Beneath this sentence is a set of records; write each of them out exactly.

+-------+

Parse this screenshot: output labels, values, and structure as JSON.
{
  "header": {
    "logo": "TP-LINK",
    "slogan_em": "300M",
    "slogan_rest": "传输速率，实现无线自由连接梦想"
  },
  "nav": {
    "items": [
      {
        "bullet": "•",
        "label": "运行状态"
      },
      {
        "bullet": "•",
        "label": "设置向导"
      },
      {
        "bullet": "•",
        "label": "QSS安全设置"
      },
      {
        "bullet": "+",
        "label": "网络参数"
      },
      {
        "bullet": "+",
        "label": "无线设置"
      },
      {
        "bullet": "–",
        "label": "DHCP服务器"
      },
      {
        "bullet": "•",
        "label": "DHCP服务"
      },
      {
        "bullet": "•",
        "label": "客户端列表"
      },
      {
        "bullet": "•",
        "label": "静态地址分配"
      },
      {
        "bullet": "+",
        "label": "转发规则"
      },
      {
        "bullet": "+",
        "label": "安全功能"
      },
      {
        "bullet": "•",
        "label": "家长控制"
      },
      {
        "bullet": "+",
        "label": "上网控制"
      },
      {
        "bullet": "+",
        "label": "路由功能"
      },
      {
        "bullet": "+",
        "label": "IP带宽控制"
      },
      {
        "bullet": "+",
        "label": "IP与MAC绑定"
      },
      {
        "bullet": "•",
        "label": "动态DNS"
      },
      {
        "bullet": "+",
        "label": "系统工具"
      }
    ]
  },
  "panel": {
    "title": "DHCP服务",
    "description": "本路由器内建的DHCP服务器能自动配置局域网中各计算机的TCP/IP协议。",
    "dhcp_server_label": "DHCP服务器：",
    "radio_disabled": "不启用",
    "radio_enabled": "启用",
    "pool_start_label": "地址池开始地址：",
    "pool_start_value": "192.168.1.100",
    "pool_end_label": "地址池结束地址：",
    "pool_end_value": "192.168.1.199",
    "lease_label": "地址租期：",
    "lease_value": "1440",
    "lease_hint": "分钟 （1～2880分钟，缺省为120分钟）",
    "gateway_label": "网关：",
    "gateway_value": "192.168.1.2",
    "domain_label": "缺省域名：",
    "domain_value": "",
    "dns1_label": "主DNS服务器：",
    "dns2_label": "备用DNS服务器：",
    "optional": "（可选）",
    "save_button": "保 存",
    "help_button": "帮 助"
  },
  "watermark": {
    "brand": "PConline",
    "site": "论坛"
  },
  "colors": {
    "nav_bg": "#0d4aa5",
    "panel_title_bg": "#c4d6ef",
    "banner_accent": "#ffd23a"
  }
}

+-------+

→ Task response
Parse this screenshot: output labels, values, and structure as JSON.
{
  "header": {
    "logo": "TP-LINK",
    "slogan_em": "300M",
    "slogan_rest": "传输速率，实现无线自由连接梦想"
  },
  "nav": {
    "items": [
      {
        "bullet": "•",
        "label": "运行状态"
      },
      {
        "bullet": "•",
        "label": "设置向导"
      },
      {
        "bullet": "•",
        "label": "QSS安全设置"
      },
      {
        "bullet": "+",
        "label": "网络参数"
      },
      {
        "bullet": "+",
        "label": "无线设置"
      },
      {
        "bullet": "–",
        "label": "DHCP服务器"
      },
      {
        "bullet": "•",
        "label": "DHCP服务"
      },
      {
        "bullet": "•",
        "label": "客户端列表"
      },
      {
        "bullet": "•",
        "label": "静态地址分配"
      },
      {
        "bullet": "+",
        "label": "转发规则"
      },
      {
        "bullet": "+",
        "label": "安全功能"
      },
      {
        "bullet": "•",
        "label": "家长控制"
      },
      {
        "bullet": "+",
        "label": "上网控制"
      },
      {
        "bullet": "+",
        "label": "路由功能"
      },
      {
        "bullet": "+",
        "label": "IP带宽控制"
      },
      {
        "bullet": "+",
        "label": "IP与MAC绑定"
      },
      {
        "bullet": "•",
        "label": "动态DNS"
      },
      {
        "bullet": "+",
        "label": "系统工具"
      }
    ]
  },
  "panel": {
    "title": "DHCP服务",
    "description": "本路由器内建的DHCP服务器能自动配置局域网中各计算机的TCP/IP协议。",
    "dhcp_server_label": "DHCP服务器：",
    "radio_disabled": "不启用",
    "radio_enabled": "启用",
    "pool_start_label": "地址池开始地址：",
    "pool_start_value": "192.168.1.100",
    "pool_end_label": "地址池结束地址：",
    "pool_end_value": "192.168.1.199",
    "lease_label": "地址租期：",
    "lease_value": "1440",
    "lease_hint": "分钟 （1～2880分钟，缺省为120分钟）",
    "gateway_label": "网关：",
    "gateway_value": "192.168.1.2",
    "domain_label": "缺省域名：",
    "domain_value": "",
    "dns1_label": "主DNS服务器：",
    "dns2_label": "备用DNS服务器：",
    "optional": "（可选）",
    "save_button": "保 存",
    "help_button": "帮 助"
  },
  "watermark": {
    "brand": "PConline",
    "site": "论坛"
  },
  "colors": {
    "nav_bg": "#0d4aa5",
    "panel_title_bg": "#c4d6ef",
    "banner_accent": "#ffd23a"
  }
}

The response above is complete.